--- Start of RAW RECORDS ---
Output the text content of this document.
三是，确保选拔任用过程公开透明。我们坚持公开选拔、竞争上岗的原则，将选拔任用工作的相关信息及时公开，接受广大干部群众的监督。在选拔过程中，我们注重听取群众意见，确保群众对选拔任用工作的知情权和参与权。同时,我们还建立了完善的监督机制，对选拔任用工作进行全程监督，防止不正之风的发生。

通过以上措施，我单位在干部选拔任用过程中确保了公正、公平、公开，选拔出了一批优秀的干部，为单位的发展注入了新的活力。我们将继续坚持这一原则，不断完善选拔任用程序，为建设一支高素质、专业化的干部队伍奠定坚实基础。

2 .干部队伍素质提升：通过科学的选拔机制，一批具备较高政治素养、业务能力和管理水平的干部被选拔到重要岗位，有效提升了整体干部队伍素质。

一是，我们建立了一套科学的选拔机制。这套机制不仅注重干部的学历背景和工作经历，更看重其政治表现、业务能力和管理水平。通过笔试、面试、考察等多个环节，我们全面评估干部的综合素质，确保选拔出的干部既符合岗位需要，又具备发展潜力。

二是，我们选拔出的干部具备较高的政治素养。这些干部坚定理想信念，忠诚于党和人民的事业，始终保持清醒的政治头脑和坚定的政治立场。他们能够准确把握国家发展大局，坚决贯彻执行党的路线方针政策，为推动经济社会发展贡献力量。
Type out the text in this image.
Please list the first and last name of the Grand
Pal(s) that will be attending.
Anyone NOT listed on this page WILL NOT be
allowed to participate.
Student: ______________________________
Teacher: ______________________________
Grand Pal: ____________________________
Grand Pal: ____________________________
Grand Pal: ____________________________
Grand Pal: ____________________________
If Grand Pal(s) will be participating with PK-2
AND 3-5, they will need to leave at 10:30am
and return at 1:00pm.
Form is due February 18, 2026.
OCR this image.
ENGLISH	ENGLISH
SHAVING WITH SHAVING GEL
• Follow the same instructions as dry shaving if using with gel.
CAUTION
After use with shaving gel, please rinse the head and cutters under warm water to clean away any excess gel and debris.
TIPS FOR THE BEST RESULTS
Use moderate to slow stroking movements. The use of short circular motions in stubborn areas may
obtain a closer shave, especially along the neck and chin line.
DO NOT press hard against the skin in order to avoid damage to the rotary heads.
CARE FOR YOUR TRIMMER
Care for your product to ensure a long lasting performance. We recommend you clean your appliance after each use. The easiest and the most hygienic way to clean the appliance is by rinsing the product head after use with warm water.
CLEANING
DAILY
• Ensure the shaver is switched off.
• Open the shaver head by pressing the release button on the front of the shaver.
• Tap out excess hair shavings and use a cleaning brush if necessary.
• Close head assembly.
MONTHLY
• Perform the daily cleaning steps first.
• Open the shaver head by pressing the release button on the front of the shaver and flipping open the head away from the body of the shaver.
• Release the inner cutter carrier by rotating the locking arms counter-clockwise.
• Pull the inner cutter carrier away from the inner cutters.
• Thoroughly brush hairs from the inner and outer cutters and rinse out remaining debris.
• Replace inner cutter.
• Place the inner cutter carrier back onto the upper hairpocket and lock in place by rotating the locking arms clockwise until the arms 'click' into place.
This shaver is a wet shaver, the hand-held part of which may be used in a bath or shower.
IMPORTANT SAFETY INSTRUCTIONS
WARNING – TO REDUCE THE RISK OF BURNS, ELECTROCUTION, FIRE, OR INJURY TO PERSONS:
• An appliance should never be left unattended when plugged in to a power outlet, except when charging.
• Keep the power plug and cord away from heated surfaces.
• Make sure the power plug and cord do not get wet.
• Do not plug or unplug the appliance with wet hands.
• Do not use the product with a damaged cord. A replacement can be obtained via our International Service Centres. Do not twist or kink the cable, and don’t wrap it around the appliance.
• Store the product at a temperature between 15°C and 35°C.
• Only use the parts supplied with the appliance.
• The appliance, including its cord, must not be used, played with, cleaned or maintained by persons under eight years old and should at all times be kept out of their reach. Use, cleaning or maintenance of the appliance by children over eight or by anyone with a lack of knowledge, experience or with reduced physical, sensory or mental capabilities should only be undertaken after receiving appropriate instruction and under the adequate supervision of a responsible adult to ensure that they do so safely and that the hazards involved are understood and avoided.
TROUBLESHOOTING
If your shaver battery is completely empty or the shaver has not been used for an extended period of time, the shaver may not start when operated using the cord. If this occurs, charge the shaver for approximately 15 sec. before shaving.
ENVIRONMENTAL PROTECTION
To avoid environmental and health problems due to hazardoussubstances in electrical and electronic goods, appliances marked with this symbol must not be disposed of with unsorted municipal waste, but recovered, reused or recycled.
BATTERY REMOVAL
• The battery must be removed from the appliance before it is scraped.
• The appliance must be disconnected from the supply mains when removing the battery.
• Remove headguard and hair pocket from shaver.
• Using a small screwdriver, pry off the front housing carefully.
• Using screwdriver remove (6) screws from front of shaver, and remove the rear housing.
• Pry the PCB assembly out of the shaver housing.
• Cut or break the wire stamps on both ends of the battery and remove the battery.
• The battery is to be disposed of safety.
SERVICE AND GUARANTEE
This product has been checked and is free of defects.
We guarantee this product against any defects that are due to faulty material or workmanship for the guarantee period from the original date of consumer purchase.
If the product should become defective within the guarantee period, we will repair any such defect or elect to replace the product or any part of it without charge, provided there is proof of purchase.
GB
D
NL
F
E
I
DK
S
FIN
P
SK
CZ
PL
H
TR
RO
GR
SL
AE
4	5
--- End of RAW RECORDS ---
--- Start of RAW RECORDS ---
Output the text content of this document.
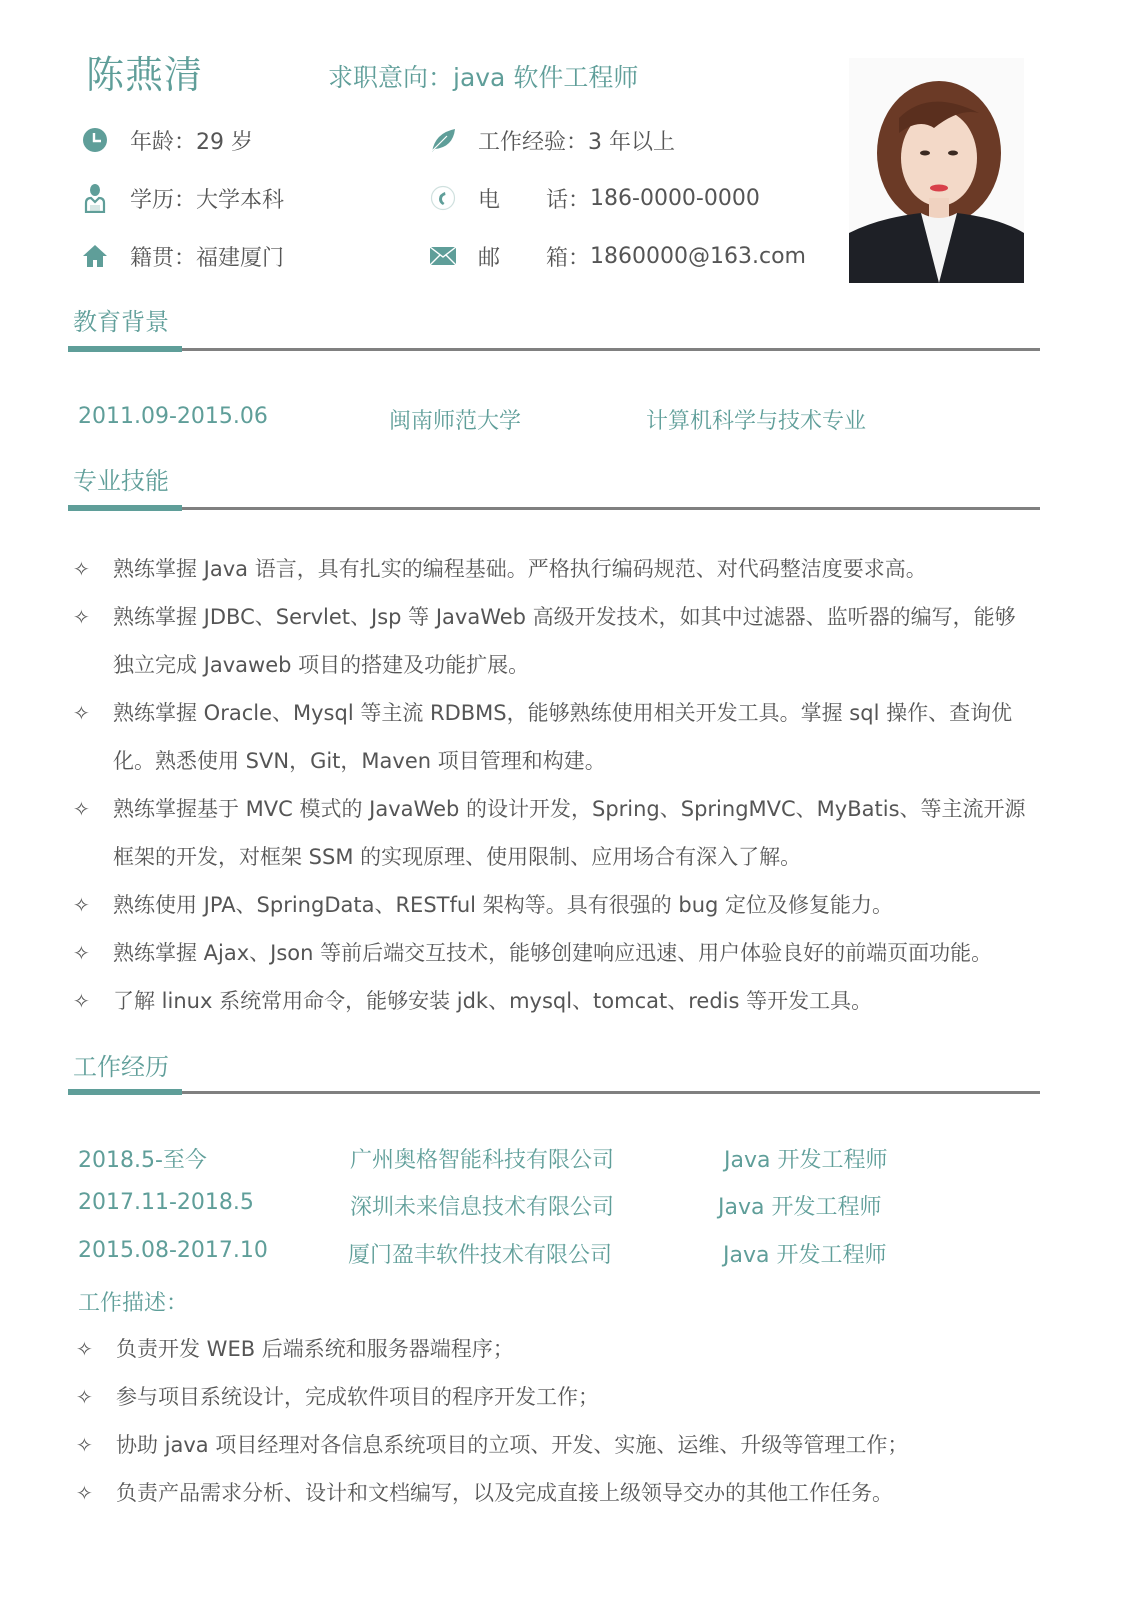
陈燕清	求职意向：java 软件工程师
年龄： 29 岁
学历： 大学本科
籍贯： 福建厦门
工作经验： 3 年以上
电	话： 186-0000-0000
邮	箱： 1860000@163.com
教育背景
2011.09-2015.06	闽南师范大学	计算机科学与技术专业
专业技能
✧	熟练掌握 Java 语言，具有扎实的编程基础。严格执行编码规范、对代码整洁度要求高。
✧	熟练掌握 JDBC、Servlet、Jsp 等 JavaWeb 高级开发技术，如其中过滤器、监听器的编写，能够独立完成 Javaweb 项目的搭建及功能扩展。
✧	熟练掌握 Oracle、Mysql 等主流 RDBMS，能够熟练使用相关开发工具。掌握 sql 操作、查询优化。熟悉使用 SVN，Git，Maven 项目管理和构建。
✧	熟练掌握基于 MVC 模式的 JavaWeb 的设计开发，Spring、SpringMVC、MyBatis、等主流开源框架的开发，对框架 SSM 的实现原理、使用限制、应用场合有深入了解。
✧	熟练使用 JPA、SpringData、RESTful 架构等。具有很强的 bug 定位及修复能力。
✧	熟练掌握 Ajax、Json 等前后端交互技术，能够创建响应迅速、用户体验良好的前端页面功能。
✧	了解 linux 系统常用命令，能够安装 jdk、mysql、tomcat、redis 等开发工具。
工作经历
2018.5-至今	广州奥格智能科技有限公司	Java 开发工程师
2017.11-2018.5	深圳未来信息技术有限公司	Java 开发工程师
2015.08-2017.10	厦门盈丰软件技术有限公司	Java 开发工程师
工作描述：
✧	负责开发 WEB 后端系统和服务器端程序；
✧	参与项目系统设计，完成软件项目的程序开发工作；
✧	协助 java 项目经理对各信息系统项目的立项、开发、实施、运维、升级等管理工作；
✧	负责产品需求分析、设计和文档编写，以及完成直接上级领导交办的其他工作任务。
--- End of RAW RECORDS ---
--- Start of RAW RECORDS ---
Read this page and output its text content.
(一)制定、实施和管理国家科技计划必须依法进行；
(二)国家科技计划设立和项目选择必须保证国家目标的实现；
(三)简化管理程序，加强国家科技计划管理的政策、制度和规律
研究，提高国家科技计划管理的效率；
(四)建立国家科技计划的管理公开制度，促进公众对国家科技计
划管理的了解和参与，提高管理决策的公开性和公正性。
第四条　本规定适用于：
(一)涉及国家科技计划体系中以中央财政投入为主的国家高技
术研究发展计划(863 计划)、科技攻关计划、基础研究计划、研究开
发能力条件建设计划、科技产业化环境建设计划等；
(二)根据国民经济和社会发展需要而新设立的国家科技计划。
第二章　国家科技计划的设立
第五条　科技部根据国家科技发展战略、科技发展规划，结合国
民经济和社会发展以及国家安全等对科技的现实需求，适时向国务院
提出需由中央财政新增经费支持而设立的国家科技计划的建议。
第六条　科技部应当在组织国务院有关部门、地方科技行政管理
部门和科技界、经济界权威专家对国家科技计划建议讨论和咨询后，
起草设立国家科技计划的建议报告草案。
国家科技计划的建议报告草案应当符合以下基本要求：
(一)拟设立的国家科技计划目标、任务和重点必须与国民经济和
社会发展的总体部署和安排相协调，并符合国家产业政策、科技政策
--- End of RAW RECORDS ---
▶ [PROBLEM]
What is the number of lines in the records that contain the string "excess"? Give only that number.

▶ [ANSWER TO THE EXERCISE]
2